Records for the exercise:

-.-.-

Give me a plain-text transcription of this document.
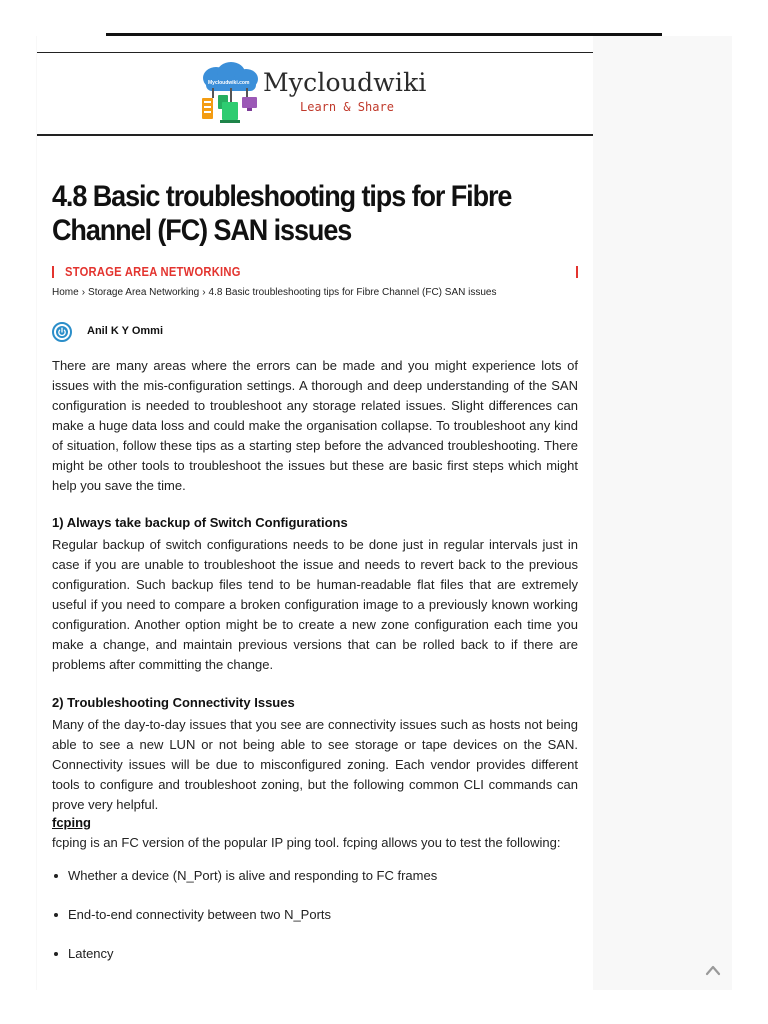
Mycloudwiki.com Mycloudwiki
Learn & Share
4.8 Basic troubleshooting tips for Fibre Channel (FC) SAN issues
STORAGE AREA NETWORKING
Home › Storage Area Networking › 4.8 Basic troubleshooting tips for Fibre Channel (FC) SAN issues
Anil K Y Ommi

There are many areas where the errors can be made and you might experience lots of issues with the mis-configuration settings. A thorough and deep understanding of the SAN configuration is needed to troubleshoot any storage related issues. Slight differences can make a huge data loss and could make the organisation collapse. To troubleshoot any kind of situation, follow these tips as a starting step before the advanced troubleshooting. There might be other tools to troubleshoot the issues but these are basic first steps which might help you save the time.

1) Always take backup of Switch Configurations

Regular backup of switch configurations needs to be done just in regular intervals just in case if you are unable to troubleshoot the issue and needs to revert back to the previous configuration. Such backup files tend to be human-readable flat files that are extremely useful if you need to compare a broken configuration image to a previously known working configuration. Another option might be to create a new zone configuration each time you make a change, and maintain previous versions that can be rolled back to if there are problems after committing the change.

2) Troubleshooting Connectivity Issues

Many of the day-to-day issues that you see are connectivity issues such as hosts not being able to see a new LUN or not being able to see storage or tape devices on the SAN. Connectivity issues will be due to misconfigured zoning. Each vendor provides different tools to configure and troubleshoot zoning, but the following common CLI commands can prove very helpful.

fcping

fcping is an FC version of the popular IP ping tool. fcping allows you to test the following:

Whether a device (N_Port) is alive and responding to FC frames
End-to-end connectivity between two N_Ports
Latency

-.-.-

Identify the lines of the data that contain the word "fcping". Copy each of them.

Task solution:
fcping
fcping is an FC version of the popular IP ping tool. fcping allows you to test the following:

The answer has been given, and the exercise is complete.